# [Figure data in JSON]
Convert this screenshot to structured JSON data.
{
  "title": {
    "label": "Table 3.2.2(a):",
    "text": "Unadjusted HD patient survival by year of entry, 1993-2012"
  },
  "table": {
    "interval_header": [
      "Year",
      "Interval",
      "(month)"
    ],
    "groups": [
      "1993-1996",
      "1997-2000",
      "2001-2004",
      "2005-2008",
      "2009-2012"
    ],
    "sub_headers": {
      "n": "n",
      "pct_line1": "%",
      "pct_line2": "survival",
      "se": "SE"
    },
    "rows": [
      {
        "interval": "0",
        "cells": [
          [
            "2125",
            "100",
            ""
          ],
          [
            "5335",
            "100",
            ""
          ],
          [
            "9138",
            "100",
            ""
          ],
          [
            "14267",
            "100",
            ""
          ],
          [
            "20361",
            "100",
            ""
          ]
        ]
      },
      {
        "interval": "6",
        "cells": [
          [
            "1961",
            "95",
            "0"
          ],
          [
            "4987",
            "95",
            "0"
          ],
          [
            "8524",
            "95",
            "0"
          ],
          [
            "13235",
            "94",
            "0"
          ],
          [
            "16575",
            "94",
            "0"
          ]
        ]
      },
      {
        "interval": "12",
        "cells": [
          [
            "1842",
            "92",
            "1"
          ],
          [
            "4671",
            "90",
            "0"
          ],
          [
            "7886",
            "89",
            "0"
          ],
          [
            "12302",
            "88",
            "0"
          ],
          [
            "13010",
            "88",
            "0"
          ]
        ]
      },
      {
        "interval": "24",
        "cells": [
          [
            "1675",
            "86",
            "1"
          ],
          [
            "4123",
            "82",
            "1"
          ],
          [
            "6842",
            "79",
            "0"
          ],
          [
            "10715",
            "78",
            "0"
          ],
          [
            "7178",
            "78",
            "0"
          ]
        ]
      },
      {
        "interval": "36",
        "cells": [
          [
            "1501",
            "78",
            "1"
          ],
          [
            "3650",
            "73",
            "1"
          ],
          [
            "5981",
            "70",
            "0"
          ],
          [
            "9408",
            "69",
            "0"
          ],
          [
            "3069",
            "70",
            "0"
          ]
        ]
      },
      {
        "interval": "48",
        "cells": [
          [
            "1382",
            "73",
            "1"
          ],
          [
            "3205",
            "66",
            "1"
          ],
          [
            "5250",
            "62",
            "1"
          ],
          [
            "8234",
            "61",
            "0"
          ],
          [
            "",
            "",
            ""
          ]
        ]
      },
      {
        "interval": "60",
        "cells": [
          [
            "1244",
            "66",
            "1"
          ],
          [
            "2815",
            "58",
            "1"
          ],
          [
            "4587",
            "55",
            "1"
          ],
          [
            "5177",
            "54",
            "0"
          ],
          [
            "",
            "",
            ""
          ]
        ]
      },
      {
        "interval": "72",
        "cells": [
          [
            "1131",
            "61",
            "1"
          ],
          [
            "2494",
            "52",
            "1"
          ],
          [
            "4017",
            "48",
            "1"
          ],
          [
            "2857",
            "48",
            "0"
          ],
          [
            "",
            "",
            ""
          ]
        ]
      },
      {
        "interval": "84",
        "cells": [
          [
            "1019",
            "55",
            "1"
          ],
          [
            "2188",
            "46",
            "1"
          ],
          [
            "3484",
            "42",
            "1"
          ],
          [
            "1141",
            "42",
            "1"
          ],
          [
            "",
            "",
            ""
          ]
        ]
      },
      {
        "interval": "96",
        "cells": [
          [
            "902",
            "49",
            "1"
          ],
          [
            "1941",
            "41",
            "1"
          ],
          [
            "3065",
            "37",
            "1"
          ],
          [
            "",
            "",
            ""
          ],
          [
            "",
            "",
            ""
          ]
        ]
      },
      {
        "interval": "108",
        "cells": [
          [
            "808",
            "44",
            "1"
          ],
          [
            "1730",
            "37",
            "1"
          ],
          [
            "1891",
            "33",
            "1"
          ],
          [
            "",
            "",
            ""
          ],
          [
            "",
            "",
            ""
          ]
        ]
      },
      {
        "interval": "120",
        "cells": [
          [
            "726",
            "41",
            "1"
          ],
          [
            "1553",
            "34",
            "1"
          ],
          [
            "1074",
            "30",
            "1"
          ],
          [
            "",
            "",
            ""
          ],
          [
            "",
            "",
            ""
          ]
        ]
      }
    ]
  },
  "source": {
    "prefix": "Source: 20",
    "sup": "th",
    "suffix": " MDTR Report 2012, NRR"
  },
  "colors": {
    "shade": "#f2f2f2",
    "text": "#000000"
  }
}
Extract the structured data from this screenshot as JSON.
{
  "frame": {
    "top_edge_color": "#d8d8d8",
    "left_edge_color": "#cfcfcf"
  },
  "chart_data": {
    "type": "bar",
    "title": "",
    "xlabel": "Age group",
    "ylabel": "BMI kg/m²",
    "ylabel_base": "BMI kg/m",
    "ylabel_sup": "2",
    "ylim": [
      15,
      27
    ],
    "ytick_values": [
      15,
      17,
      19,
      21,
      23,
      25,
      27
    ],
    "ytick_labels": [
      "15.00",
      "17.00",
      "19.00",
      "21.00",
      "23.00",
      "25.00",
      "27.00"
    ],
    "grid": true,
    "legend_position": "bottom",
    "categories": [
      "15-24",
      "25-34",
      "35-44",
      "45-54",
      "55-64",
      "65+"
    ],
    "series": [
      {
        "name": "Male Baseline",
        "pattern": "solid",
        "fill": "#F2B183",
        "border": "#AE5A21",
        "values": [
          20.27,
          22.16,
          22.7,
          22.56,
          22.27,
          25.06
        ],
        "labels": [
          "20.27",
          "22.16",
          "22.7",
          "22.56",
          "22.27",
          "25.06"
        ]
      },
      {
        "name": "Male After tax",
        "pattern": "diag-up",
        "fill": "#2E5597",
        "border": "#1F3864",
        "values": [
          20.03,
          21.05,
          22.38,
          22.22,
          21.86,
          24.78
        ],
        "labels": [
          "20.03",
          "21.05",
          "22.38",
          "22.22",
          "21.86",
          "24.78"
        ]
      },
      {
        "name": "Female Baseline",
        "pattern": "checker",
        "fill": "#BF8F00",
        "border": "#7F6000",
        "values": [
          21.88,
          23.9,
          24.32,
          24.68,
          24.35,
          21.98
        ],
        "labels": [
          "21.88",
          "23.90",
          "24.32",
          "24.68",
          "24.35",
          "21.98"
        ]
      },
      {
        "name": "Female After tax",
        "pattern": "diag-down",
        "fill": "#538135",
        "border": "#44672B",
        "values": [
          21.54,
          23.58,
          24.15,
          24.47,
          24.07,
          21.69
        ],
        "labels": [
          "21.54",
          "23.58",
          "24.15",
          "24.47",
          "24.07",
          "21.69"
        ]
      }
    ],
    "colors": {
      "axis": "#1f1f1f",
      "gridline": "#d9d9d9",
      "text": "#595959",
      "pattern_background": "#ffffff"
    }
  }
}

# [SET PROBLEM]
Quote all of the entries verbatim.

# [EXERCISE SOLUTION]
Convert this screenshot to structured JSON data.
{
  "title": {
    "label": "Table 3.2.2(a):",
    "text": "Unadjusted HD patient survival by year of entry, 1993-2012"
  },
  "table": {
    "interval_header": [
      "Year",
      "Interval",
      "(month)"
    ],
    "groups": [
      "1993-1996",
      "1997-2000",
      "2001-2004",
      "2005-2008",
      "2009-2012"
    ],
    "sub_headers": {
      "n": "n",
      "pct_line1": "%",
      "pct_line2": "survival",
      "se": "SE"
    },
    "rows": [
      {
        "interval": "0",
        "cells": [
          [
            "2125",
            "100",
            ""
          ],
          [
            "5335",
            "100",
            ""
          ],
          [
            "9138",
            "100",
            ""
          ],
          [
            "14267",
            "100",
            ""
          ],
          [
            "20361",
            "100",
            ""
          ]
        ]
      },
      {
        "interval": "6",
        "cells": [
          [
            "1961",
            "95",
            "0"
          ],
          [
            "4987",
            "95",
            "0"
          ],
          [
            "8524",
            "95",
            "0"
          ],
          [
            "13235",
            "94",
            "0"
          ],
          [
            "16575",
            "94",
            "0"
          ]
        ]
      },
      {
        "interval": "12",
        "cells": [
          [
            "1842",
            "92",
            "1"
          ],
          [
            "4671",
            "90",
            "0"
          ],
          [
            "7886",
            "89",
            "0"
          ],
          [
            "12302",
            "88",
            "0"
          ],
          [
            "13010",
            "88",
            "0"
          ]
        ]
      },
      {
        "interval": "24",
        "cells": [
          [
            "1675",
            "86",
            "1"
          ],
          [
            "4123",
            "82",
            "1"
          ],
          [
            "6842",
            "79",
            "0"
          ],
          [
            "10715",
            "78",
            "0"
          ],
          [
            "7178",
            "78",
            "0"
          ]
        ]
      },
      {
        "interval": "36",
        "cells": [
          [
            "1501",
            "78",
            "1"
          ],
          [
            "3650",
            "73",
            "1"
          ],
          [
            "5981",
            "70",
            "0"
          ],
          [
            "9408",
            "69",
            "0"
          ],
          [
            "3069",
            "70",
            "0"
          ]
        ]
      },
      {
        "interval": "48",
        "cells": [
          [
            "1382",
            "73",
            "1"
          ],
          [
            "3205",
            "66",
            "1"
          ],
          [
            "5250",
            "62",
            "1"
          ],
          [
            "8234",
            "61",
            "0"
          ],
          [
            "",
            "",
            ""
          ]
        ]
      },
      {
        "interval": "60",
        "cells": [
          [
            "1244",
            "66",
            "1"
          ],
          [
            "2815",
            "58",
            "1"
          ],
          [
            "4587",
            "55",
            "1"
          ],
          [
            "5177",
            "54",
            "0"
          ],
          [
            "",
            "",
            ""
          ]
        ]
      },
      {
        "interval": "72",
        "cells": [
          [
            "1131",
            "61",
            "1"
          ],
          [
            "2494",
            "52",
            "1"
          ],
          [
            "4017",
            "48",
            "1"
          ],
          [
            "2857",
            "48",
            "0"
          ],
          [
            "",
            "",
            ""
          ]
        ]
      },
      {
        "interval": "84",
        "cells": [
          [
            "1019",
            "55",
            "1"
          ],
          [
            "2188",
            "46",
            "1"
          ],
          [
            "3484",
            "42",
            "1"
          ],
          [
            "1141",
            "42",
            "1"
          ],
          [
            "",
            "",
            ""
          ]
        ]
      },
      {
        "interval": "96",
        "cells": [
          [
            "902",
            "49",
            "1"
          ],
          [
            "1941",
            "41",
            "1"
          ],
          [
            "3065",
            "37",
            "1"
          ],
          [
            "",
            "",
            ""
          ],
          [
            "",
            "",
            ""
          ]
        ]
      },
      {
        "interval": "108",
        "cells": [
          [
            "808",
            "44",
            "1"
          ],
          [
            "1730",
            "37",
            "1"
          ],
          [
            "1891",
            "33",
            "1"
          ],
          [
            "",
            "",
            ""
          ],
          [
            "",
            "",
            ""
          ]
        ]
      },
      {
        "interval": "120",
        "cells": [
          [
            "726",
            "41",
            "1"
          ],
          [
            "1553",
            "34",
            "1"
          ],
          [
            "1074",
            "30",
            "1"
          ],
          [
            "",
            "",
            ""
          ],
          [
            "",
            "",
            ""
          ]
        ]
      }
    ]
  },
  "source": {
    "prefix": "Source: 20",
    "sup": "th",
    "suffix": " MDTR Report 2012, NRR"
  },
  "colors": {
    "shade": "#f2f2f2",
    "text": "#000000"
  }
}
Extract the structured data from this screenshot as JSON.
{
  "frame": {
    "top_edge_color": "#d8d8d8",
    "left_edge_color": "#cfcfcf"
  },
  "chart_data": {
    "type": "bar",
    "title": "",
    "xlabel": "Age group",
    "ylabel": "BMI kg/m²",
    "ylabel_base": "BMI kg/m",
    "ylabel_sup": "2",
    "ylim": [
      15,
      27
    ],
    "ytick_values": [
      15,
      17,
      19,
      21,
      23,
      25,
      27
    ],
    "ytick_labels": [
      "15.00",
      "17.00",
      "19.00",
      "21.00",
      "23.00",
      "25.00",
      "27.00"
    ],
    "grid": true,
    "legend_position": "bottom",
    "categories": [
      "15-24",
      "25-34",
      "35-44",
      "45-54",
      "55-64",
      "65+"
    ],
    "series": [
      {
        "name": "Male Baseline",
        "pattern": "solid",
        "fill": "#F2B183",
        "border": "#AE5A21",
        "values": [
          20.27,
          22.16,
          22.7,
          22.56,
          22.27,
          25.06
        ],
        "labels": [
          "20.27",
          "22.16",
          "22.7",
          "22.56",
          "22.27",
          "25.06"
        ]
      },
      {
        "name": "Male After tax",
        "pattern": "diag-up",
        "fill": "#2E5597",
        "border": "#1F3864",
        "values": [
          20.03,
          21.05,
          22.38,
          22.22,
          21.86,
          24.78
        ],
        "labels": [
          "20.03",
          "21.05",
          "22.38",
          "22.22",
          "21.86",
          "24.78"
        ]
      },
      {
        "name": "Female Baseline",
        "pattern": "checker",
        "fill": "#BF8F00",
        "border": "#7F6000",
        "values": [
          21.88,
          23.9,
          24.32,
          24.68,
          24.35,
          21.98
        ],
        "labels": [
          "21.88",
          "23.90",
          "24.32",
          "24.68",
          "24.35",
          "21.98"
        ]
      },
      {
        "name": "Female After tax",
        "pattern": "diag-down",
        "fill": "#538135",
        "border": "#44672B",
        "values": [
          21.54,
          23.58,
          24.15,
          24.47,
          24.07,
          21.69
        ],
        "labels": [
          "21.54",
          "23.58",
          "24.15",
          "24.47",
          "24.07",
          "21.69"
        ]
      }
    ],
    "colors": {
      "axis": "#1f1f1f",
      "gridline": "#d9d9d9",
      "text": "#595959",
      "pattern_background": "#ffffff"
    }
  }
}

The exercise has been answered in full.